Select, from the data, each line where "Putusan" occurs.

-*-*-

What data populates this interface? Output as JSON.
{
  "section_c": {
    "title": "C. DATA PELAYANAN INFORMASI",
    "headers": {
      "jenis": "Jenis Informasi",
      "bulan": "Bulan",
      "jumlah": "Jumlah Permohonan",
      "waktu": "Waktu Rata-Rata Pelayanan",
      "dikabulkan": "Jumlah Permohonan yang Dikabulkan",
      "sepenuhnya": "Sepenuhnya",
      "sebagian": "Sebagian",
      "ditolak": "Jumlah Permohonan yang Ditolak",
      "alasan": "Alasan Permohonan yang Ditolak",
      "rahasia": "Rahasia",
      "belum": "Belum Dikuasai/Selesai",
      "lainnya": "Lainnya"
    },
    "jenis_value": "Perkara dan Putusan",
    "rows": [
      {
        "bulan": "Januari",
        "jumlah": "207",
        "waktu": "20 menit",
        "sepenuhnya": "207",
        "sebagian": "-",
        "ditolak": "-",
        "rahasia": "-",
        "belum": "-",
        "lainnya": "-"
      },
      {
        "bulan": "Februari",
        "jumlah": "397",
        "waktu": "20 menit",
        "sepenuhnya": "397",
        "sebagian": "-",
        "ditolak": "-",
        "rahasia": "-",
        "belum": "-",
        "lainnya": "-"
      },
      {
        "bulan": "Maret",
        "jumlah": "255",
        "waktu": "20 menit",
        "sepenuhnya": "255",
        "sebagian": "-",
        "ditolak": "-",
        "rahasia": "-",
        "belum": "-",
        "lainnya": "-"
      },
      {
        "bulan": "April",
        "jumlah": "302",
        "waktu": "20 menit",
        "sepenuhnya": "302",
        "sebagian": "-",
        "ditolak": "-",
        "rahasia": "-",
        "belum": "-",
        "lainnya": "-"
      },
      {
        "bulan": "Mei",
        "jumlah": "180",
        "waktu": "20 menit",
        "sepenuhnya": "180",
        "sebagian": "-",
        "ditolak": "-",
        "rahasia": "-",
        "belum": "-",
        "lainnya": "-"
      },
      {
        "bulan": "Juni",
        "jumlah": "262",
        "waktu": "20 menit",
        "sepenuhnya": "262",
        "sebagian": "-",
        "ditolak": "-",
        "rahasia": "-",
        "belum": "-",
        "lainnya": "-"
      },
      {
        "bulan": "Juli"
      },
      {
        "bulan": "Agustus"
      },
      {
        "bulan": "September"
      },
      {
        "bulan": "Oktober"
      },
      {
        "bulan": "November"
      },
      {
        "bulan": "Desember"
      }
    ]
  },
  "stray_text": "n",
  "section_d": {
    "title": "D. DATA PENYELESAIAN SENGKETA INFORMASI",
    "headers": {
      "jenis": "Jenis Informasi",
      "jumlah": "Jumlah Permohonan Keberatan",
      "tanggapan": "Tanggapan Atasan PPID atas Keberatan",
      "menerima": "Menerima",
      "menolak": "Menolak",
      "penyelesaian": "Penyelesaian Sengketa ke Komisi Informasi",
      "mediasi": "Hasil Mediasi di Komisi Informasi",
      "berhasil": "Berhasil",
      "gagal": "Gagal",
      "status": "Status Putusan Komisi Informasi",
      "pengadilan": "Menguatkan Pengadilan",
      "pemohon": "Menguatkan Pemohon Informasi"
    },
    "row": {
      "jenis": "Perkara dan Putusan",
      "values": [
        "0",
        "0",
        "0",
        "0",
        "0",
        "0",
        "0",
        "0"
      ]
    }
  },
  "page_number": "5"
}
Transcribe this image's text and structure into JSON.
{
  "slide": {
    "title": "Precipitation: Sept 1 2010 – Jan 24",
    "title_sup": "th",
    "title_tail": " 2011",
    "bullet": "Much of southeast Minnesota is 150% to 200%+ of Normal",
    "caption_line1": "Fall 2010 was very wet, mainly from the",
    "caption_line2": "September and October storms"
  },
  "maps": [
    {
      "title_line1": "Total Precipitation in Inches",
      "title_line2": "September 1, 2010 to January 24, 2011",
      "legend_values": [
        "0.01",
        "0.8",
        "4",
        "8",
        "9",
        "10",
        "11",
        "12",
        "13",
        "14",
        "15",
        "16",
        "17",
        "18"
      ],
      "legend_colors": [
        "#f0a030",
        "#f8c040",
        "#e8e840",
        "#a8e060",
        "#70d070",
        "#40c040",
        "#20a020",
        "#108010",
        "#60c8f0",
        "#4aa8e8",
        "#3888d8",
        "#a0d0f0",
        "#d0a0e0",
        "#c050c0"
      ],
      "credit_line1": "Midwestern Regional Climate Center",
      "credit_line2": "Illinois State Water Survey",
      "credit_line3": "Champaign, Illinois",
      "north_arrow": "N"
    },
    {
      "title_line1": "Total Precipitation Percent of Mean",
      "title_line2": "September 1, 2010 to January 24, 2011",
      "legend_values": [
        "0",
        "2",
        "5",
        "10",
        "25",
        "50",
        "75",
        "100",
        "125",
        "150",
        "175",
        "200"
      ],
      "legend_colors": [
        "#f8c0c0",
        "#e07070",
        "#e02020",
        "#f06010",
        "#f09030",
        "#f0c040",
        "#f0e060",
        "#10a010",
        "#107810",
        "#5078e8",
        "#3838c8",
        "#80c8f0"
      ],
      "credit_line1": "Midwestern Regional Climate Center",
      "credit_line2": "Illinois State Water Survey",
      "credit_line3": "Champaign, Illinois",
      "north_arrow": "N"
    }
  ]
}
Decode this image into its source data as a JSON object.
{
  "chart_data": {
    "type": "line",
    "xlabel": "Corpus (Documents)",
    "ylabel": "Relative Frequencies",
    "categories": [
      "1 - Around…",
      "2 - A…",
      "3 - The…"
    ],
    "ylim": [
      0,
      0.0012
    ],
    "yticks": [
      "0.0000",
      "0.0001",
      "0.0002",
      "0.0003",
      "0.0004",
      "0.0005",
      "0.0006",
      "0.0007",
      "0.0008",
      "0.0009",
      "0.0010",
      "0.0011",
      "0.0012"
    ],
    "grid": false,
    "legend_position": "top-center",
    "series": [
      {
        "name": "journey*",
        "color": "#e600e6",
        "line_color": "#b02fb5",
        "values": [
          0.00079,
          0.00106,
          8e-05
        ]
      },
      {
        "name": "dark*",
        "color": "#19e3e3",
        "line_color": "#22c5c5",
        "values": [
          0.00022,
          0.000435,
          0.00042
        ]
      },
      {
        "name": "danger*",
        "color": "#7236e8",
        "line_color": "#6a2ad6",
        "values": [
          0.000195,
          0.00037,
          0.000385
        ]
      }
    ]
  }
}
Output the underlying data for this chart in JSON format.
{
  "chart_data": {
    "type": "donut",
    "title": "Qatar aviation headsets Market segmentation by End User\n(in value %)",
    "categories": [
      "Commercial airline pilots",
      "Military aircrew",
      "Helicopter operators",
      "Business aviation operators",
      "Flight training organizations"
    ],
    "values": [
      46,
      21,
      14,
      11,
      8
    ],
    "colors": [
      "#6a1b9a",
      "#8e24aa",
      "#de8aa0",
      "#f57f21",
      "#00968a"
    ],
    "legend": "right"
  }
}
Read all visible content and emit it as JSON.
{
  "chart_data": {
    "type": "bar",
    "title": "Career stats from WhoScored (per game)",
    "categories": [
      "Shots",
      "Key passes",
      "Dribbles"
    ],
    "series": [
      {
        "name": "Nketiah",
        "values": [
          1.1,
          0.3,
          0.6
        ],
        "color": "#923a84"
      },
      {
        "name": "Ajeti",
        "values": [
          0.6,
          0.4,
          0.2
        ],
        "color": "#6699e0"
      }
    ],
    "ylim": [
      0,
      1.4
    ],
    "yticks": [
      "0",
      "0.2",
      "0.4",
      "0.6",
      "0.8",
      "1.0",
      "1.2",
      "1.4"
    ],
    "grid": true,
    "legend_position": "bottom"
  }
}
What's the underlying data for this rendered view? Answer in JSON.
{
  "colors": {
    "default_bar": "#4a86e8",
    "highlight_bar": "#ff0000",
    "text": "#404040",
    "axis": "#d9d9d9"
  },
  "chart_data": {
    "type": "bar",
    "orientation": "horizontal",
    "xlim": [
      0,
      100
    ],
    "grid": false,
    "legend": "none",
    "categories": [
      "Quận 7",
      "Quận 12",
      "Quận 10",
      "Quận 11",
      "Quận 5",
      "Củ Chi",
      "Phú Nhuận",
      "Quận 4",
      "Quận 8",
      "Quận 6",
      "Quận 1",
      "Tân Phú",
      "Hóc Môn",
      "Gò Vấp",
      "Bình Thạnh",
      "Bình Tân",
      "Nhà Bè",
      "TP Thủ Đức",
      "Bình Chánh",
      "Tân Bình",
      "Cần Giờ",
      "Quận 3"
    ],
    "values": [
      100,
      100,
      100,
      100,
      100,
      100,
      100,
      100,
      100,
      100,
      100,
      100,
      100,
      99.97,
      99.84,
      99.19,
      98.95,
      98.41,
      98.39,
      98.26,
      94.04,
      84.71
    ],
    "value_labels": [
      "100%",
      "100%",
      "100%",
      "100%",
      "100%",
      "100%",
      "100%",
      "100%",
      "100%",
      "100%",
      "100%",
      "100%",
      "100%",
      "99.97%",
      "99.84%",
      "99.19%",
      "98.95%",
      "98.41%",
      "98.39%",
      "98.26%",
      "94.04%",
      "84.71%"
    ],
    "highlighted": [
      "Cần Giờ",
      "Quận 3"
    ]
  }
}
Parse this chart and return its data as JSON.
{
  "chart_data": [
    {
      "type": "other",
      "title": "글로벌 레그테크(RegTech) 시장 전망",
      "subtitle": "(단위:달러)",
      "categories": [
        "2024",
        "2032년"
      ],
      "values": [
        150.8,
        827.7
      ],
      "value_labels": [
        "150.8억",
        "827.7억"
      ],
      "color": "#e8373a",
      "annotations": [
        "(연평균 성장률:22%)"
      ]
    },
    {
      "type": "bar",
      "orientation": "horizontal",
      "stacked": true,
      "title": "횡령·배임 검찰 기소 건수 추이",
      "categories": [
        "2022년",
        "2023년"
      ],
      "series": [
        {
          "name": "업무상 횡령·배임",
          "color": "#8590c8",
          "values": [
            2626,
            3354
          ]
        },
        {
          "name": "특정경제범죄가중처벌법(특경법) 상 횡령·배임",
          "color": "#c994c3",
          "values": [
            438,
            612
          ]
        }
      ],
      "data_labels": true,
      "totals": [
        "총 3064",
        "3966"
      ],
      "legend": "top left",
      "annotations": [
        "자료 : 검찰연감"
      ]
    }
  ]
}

-*-*-

■ WRITTEN ANSWER
    "jenis_value": "Perkara dan Putusan",
      "status": "Status Putusan Komisi Informasi",
      "jenis": "Perkara dan Putusan",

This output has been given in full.